**Records shown**
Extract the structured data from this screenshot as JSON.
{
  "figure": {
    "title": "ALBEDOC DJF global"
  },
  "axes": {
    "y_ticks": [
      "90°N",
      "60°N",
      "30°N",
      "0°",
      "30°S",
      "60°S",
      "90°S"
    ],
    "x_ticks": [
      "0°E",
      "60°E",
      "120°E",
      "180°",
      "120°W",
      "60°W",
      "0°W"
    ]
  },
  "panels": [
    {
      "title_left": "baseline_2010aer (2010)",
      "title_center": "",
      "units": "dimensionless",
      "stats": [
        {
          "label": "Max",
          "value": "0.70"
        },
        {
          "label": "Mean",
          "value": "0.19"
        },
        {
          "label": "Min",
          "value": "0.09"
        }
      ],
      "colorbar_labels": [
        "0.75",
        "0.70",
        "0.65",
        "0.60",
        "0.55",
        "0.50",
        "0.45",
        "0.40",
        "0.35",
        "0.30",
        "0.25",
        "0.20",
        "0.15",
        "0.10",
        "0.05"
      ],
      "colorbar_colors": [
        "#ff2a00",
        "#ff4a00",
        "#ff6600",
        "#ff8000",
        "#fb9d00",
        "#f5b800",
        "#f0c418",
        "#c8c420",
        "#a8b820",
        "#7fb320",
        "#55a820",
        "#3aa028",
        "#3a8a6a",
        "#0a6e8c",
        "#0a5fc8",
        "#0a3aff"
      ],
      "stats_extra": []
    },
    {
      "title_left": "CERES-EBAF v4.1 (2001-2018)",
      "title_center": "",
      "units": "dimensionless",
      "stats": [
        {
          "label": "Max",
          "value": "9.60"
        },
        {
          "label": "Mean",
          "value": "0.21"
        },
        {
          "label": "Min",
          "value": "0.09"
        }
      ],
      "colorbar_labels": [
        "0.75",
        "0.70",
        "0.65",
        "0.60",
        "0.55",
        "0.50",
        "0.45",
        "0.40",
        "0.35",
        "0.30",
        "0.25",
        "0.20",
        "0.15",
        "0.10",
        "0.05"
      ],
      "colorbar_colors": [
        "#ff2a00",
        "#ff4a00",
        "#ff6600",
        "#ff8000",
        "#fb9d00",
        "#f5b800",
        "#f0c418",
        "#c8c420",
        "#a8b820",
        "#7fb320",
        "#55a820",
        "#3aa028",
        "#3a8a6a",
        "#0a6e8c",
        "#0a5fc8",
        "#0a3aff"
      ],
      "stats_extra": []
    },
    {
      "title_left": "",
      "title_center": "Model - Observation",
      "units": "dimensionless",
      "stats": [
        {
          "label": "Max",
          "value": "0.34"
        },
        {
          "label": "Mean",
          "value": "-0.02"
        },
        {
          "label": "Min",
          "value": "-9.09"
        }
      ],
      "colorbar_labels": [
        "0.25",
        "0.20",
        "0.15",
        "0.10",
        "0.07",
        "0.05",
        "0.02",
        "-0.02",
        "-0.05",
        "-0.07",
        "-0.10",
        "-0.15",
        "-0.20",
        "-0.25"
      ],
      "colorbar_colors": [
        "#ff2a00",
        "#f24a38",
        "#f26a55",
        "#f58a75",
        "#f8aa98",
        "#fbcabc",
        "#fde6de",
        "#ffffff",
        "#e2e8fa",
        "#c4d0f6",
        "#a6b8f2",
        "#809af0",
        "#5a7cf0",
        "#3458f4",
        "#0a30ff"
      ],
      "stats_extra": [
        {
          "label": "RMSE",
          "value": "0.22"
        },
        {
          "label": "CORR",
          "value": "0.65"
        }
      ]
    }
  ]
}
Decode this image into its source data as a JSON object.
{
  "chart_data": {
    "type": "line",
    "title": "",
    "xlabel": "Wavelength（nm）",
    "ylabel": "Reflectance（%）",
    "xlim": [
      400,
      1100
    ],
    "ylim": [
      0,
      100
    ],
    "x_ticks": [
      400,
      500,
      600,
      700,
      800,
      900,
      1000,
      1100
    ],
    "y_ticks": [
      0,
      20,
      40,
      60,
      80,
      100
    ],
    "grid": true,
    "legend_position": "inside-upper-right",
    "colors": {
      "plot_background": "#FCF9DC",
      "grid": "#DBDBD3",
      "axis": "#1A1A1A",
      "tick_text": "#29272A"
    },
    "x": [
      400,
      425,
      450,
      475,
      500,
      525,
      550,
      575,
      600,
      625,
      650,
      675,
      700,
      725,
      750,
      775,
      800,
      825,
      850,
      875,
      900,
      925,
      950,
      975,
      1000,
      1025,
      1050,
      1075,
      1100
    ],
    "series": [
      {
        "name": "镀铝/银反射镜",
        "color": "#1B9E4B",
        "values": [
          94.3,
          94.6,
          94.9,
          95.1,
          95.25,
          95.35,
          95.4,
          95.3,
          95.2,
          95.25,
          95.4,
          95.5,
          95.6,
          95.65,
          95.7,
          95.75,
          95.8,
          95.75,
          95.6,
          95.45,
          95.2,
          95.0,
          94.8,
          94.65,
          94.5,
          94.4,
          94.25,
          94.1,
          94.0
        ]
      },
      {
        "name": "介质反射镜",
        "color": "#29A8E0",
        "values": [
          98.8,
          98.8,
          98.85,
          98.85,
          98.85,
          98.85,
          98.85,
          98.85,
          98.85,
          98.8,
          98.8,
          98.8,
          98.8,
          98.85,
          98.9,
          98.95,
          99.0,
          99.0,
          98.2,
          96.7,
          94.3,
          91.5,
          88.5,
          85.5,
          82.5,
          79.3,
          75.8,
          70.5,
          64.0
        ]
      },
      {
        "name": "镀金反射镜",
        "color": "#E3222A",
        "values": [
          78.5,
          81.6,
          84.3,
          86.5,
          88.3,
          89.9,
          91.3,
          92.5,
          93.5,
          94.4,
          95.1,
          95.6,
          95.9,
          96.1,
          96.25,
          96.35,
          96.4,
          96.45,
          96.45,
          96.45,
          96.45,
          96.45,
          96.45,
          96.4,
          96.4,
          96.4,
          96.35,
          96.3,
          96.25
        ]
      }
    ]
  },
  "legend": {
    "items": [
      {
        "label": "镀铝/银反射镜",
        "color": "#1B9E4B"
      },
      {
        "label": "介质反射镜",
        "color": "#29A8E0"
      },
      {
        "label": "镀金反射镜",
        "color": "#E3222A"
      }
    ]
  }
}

**Exercise requirements**
Reproduce all of the entries word for word.

**Result**
Extract the structured data from this screenshot as JSON.
{
  "figure": {
    "title": "ALBEDOC DJF global"
  },
  "axes": {
    "y_ticks": [
      "90°N",
      "60°N",
      "30°N",
      "0°",
      "30°S",
      "60°S",
      "90°S"
    ],
    "x_ticks": [
      "0°E",
      "60°E",
      "120°E",
      "180°",
      "120°W",
      "60°W",
      "0°W"
    ]
  },
  "panels": [
    {
      "title_left": "baseline_2010aer (2010)",
      "title_center": "",
      "units": "dimensionless",
      "stats": [
        {
          "label": "Max",
          "value": "0.70"
        },
        {
          "label": "Mean",
          "value": "0.19"
        },
        {
          "label": "Min",
          "value": "0.09"
        }
      ],
      "colorbar_labels": [
        "0.75",
        "0.70",
        "0.65",
        "0.60",
        "0.55",
        "0.50",
        "0.45",
        "0.40",
        "0.35",
        "0.30",
        "0.25",
        "0.20",
        "0.15",
        "0.10",
        "0.05"
      ],
      "colorbar_colors": [
        "#ff2a00",
        "#ff4a00",
        "#ff6600",
        "#ff8000",
        "#fb9d00",
        "#f5b800",
        "#f0c418",
        "#c8c420",
        "#a8b820",
        "#7fb320",
        "#55a820",
        "#3aa028",
        "#3a8a6a",
        "#0a6e8c",
        "#0a5fc8",
        "#0a3aff"
      ],
      "stats_extra": []
    },
    {
      "title_left": "CERES-EBAF v4.1 (2001-2018)",
      "title_center": "",
      "units": "dimensionless",
      "stats": [
        {
          "label": "Max",
          "value": "9.60"
        },
        {
          "label": "Mean",
          "value": "0.21"
        },
        {
          "label": "Min",
          "value": "0.09"
        }
      ],
      "colorbar_labels": [
        "0.75",
        "0.70",
        "0.65",
        "0.60",
        "0.55",
        "0.50",
        "0.45",
        "0.40",
        "0.35",
        "0.30",
        "0.25",
        "0.20",
        "0.15",
        "0.10",
        "0.05"
      ],
      "colorbar_colors": [
        "#ff2a00",
        "#ff4a00",
        "#ff6600",
        "#ff8000",
        "#fb9d00",
        "#f5b800",
        "#f0c418",
        "#c8c420",
        "#a8b820",
        "#7fb320",
        "#55a820",
        "#3aa028",
        "#3a8a6a",
        "#0a6e8c",
        "#0a5fc8",
        "#0a3aff"
      ],
      "stats_extra": []
    },
    {
      "title_left": "",
      "title_center": "Model - Observation",
      "units": "dimensionless",
      "stats": [
        {
          "label": "Max",
          "value": "0.34"
        },
        {
          "label": "Mean",
          "value": "-0.02"
        },
        {
          "label": "Min",
          "value": "-9.09"
        }
      ],
      "colorbar_labels": [
        "0.25",
        "0.20",
        "0.15",
        "0.10",
        "0.07",
        "0.05",
        "0.02",
        "-0.02",
        "-0.05",
        "-0.07",
        "-0.10",
        "-0.15",
        "-0.20",
        "-0.25"
      ],
      "colorbar_colors": [
        "#ff2a00",
        "#f24a38",
        "#f26a55",
        "#f58a75",
        "#f8aa98",
        "#fbcabc",
        "#fde6de",
        "#ffffff",
        "#e2e8fa",
        "#c4d0f6",
        "#a6b8f2",
        "#809af0",
        "#5a7cf0",
        "#3458f4",
        "#0a30ff"
      ],
      "stats_extra": [
        {
          "label": "RMSE",
          "value": "0.22"
        },
        {
          "label": "CORR",
          "value": "0.65"
        }
      ]
    }
  ]
}
Decode this image into its source data as a JSON object.
{
  "chart_data": {
    "type": "line",
    "title": "",
    "xlabel": "Wavelength（nm）",
    "ylabel": "Reflectance（%）",
    "xlim": [
      400,
      1100
    ],
    "ylim": [
      0,
      100
    ],
    "x_ticks": [
      400,
      500,
      600,
      700,
      800,
      900,
      1000,
      1100
    ],
    "y_ticks": [
      0,
      20,
      40,
      60,
      80,
      100
    ],
    "grid": true,
    "legend_position": "inside-upper-right",
    "colors": {
      "plot_background": "#FCF9DC",
      "grid": "#DBDBD3",
      "axis": "#1A1A1A",
      "tick_text": "#29272A"
    },
    "x": [
      400,
      425,
      450,
      475,
      500,
      525,
      550,
      575,
      600,
      625,
      650,
      675,
      700,
      725,
      750,
      775,
      800,
      825,
      850,
      875,
      900,
      925,
      950,
      975,
      1000,
      1025,
      1050,
      1075,
      1100
    ],
    "series": [
      {
        "name": "镀铝/银反射镜",
        "color": "#1B9E4B",
        "values": [
          94.3,
          94.6,
          94.9,
          95.1,
          95.25,
          95.35,
          95.4,
          95.3,
          95.2,
          95.25,
          95.4,
          95.5,
          95.6,
          95.65,
          95.7,
          95.75,
          95.8,
          95.75,
          95.6,
          95.45,
          95.2,
          95.0,
          94.8,
          94.65,
          94.5,
          94.4,
          94.25,
          94.1,
          94.0
        ]
      },
      {
        "name": "介质反射镜",
        "color": "#29A8E0",
        "values": [
          98.8,
          98.8,
          98.85,
          98.85,
          98.85,
          98.85,
          98.85,
          98.85,
          98.85,
          98.8,
          98.8,
          98.8,
          98.8,
          98.85,
          98.9,
          98.95,
          99.0,
          99.0,
          98.2,
          96.7,
          94.3,
          91.5,
          88.5,
          85.5,
          82.5,
          79.3,
          75.8,
          70.5,
          64.0
        ]
      },
      {
        "name": "镀金反射镜",
        "color": "#E3222A",
        "values": [
          78.5,
          81.6,
          84.3,
          86.5,
          88.3,
          89.9,
          91.3,
          92.5,
          93.5,
          94.4,
          95.1,
          95.6,
          95.9,
          96.1,
          96.25,
          96.35,
          96.4,
          96.45,
          96.45,
          96.45,
          96.45,
          96.45,
          96.45,
          96.4,
          96.4,
          96.4,
          96.35,
          96.3,
          96.25
        ]
      }
    ]
  },
  "legend": {
    "items": [
      {
        "label": "镀铝/银反射镜",
        "color": "#1B9E4B"
      },
      {
        "label": "介质反射镜",
        "color": "#29A8E0"
      },
      {
        "label": "镀金反射镜",
        "color": "#E3222A"
      }
    ]
  }
}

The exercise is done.